Task objective: For each line of the data below that holds "REGISTER", copy the line.
%%
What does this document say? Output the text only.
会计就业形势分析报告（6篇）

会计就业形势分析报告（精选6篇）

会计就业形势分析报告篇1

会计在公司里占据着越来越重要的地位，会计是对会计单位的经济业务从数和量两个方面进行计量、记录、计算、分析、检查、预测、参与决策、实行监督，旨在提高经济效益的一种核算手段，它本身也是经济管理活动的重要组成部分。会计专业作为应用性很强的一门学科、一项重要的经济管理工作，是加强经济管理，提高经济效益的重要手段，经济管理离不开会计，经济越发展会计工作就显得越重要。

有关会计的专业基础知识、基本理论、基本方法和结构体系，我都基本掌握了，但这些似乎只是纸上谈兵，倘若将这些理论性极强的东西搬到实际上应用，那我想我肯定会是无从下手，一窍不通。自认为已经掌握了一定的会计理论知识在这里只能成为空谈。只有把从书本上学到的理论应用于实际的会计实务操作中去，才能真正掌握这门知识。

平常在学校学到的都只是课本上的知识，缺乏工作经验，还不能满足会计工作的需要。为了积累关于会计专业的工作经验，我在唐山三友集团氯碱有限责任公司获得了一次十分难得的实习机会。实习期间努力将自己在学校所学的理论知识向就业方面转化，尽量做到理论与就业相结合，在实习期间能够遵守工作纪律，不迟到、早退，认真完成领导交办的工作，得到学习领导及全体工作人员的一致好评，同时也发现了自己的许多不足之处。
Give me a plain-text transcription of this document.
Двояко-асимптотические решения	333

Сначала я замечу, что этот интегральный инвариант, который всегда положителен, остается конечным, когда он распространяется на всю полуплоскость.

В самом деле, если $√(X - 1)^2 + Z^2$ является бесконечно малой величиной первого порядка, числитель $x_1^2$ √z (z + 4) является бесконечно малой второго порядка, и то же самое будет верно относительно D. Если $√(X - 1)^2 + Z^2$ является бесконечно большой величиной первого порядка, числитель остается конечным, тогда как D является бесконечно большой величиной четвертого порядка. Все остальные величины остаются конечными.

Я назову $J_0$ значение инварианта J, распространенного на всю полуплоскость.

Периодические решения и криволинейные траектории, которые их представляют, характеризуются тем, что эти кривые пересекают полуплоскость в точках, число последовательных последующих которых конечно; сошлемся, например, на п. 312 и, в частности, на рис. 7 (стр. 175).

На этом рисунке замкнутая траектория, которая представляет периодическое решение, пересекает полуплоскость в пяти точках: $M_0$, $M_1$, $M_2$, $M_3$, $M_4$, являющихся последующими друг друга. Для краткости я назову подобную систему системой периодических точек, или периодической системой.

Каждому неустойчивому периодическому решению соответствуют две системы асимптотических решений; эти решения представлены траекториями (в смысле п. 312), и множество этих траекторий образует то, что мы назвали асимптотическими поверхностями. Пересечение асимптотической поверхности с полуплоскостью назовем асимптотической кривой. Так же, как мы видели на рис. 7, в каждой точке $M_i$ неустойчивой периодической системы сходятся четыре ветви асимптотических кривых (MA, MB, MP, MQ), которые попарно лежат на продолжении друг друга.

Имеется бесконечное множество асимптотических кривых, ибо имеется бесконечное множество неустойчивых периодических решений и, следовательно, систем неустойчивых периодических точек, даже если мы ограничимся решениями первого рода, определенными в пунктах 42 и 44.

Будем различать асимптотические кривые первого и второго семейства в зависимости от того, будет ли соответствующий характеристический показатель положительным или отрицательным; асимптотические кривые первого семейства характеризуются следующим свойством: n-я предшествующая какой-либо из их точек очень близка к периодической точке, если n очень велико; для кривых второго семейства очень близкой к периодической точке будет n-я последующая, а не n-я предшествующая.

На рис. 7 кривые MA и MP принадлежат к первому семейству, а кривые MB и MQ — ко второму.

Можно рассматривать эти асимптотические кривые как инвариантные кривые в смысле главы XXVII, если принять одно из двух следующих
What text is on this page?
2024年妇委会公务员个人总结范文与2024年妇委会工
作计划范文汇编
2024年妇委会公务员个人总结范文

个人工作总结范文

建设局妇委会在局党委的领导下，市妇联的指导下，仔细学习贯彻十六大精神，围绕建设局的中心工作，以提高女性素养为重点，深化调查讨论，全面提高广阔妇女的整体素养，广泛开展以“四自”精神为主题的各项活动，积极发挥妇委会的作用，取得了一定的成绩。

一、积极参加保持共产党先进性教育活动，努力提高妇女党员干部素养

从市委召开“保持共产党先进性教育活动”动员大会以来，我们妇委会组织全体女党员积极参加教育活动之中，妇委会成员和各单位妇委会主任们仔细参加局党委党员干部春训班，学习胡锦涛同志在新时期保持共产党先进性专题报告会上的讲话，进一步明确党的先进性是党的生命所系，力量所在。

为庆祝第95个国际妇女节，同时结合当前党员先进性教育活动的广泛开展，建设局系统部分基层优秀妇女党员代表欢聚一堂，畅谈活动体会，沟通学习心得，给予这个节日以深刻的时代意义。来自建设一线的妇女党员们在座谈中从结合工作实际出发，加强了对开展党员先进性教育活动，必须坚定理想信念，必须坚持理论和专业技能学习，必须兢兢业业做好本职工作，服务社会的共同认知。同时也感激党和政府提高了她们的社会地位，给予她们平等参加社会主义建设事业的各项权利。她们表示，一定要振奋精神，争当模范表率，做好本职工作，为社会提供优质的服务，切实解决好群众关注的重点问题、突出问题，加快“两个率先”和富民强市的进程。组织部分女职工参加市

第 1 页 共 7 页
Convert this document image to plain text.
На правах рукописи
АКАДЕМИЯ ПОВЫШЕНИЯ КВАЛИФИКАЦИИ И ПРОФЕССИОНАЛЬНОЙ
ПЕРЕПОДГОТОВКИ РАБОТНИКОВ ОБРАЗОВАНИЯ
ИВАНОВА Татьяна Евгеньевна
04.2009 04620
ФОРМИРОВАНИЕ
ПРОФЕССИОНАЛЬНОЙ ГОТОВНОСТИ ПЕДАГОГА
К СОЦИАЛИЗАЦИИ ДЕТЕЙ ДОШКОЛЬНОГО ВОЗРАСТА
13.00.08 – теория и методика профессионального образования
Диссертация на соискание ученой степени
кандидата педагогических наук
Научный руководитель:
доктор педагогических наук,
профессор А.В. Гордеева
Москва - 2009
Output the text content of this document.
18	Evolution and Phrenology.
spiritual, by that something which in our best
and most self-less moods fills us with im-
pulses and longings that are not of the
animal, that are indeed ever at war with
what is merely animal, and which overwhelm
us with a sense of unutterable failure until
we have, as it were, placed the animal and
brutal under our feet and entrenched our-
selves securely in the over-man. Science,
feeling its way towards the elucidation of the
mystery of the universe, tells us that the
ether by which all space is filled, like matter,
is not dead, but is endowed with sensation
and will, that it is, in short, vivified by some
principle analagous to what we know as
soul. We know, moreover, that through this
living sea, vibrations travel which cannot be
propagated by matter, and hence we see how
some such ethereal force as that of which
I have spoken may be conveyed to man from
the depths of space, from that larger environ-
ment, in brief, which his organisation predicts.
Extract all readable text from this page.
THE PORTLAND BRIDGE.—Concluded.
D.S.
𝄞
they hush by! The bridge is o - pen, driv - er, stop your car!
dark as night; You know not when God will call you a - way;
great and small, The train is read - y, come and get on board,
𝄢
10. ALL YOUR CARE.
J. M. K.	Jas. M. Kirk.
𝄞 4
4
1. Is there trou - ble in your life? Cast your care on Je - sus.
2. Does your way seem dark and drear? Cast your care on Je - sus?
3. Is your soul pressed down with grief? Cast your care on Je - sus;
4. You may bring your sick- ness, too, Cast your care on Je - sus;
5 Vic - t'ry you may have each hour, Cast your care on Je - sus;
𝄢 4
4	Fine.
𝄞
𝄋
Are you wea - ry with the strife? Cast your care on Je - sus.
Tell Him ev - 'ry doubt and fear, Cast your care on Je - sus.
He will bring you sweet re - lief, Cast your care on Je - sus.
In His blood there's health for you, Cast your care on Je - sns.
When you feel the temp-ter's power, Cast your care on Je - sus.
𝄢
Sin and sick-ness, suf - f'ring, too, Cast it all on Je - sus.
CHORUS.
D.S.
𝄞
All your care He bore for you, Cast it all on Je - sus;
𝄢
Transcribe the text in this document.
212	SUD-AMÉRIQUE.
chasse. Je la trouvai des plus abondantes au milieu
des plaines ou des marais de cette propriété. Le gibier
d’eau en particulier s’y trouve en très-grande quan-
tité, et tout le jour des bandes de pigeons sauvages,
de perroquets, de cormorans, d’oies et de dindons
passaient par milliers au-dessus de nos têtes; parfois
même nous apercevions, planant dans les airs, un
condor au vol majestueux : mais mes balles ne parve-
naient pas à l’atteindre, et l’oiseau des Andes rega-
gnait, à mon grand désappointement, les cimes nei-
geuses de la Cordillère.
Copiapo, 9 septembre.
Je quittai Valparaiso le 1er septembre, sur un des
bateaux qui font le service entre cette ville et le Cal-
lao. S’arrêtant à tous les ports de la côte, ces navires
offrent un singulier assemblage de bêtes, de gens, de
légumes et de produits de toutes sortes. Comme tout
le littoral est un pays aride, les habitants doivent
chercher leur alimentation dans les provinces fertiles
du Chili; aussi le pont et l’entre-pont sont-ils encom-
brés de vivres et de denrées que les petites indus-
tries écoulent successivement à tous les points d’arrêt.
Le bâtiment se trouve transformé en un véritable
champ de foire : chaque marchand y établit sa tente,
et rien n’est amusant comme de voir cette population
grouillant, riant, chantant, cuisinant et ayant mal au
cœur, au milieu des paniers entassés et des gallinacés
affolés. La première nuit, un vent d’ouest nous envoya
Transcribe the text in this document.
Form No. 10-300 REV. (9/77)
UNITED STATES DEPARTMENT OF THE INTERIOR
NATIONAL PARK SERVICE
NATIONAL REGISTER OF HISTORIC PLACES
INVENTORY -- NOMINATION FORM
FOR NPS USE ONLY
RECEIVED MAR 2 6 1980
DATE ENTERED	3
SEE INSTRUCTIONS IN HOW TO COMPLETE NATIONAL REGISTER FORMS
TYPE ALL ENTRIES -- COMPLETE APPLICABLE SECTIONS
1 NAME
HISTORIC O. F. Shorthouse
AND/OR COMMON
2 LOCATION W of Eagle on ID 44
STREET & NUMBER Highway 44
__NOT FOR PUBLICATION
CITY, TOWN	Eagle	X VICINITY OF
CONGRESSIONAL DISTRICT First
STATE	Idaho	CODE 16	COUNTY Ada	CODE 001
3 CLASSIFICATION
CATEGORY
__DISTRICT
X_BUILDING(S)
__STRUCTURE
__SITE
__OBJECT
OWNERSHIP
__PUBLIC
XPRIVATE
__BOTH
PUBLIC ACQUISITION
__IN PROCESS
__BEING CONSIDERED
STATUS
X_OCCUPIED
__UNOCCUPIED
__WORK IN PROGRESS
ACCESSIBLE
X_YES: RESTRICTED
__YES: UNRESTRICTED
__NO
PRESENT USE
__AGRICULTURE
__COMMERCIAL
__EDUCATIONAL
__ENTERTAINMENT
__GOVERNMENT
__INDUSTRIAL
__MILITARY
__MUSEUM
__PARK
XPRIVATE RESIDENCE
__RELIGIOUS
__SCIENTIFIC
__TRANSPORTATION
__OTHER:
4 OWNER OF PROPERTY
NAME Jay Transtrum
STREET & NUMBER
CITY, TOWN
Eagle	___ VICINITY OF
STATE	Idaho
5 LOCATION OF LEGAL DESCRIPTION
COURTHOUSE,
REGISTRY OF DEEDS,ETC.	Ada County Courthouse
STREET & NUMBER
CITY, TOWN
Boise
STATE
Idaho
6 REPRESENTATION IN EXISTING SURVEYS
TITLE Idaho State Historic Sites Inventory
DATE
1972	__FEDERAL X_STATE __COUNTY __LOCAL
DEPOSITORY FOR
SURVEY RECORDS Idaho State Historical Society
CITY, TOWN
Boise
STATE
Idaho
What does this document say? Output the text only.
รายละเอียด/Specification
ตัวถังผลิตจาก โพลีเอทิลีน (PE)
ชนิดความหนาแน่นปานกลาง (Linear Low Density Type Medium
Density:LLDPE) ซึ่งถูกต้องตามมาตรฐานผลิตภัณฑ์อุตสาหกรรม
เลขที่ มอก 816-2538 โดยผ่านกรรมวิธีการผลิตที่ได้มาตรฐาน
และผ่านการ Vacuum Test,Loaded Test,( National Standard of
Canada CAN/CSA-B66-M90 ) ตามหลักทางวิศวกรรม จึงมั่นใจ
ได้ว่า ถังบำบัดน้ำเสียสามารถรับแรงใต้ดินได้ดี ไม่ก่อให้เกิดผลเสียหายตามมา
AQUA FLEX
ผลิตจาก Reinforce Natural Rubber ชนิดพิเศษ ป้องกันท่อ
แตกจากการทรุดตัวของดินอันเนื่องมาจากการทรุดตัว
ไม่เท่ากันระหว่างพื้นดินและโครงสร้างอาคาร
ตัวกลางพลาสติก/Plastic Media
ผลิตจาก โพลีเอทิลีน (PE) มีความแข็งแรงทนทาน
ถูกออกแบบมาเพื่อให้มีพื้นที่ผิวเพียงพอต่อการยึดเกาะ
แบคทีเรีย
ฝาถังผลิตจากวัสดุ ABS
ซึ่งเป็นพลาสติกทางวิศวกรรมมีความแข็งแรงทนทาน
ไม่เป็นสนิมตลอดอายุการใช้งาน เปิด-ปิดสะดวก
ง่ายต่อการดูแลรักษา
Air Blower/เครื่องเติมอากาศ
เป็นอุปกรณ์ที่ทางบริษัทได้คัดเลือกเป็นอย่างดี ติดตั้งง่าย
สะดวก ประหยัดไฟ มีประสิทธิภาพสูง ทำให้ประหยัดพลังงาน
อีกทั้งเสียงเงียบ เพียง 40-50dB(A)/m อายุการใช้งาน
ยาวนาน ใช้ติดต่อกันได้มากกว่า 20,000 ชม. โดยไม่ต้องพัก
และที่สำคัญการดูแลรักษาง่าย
%%
Result of this task:
NATIONAL REGISTER OF HISTORIC PLACES
SEE INSTRUCTIONS IN HOW TO COMPLETE NATIONAL REGISTER FORMS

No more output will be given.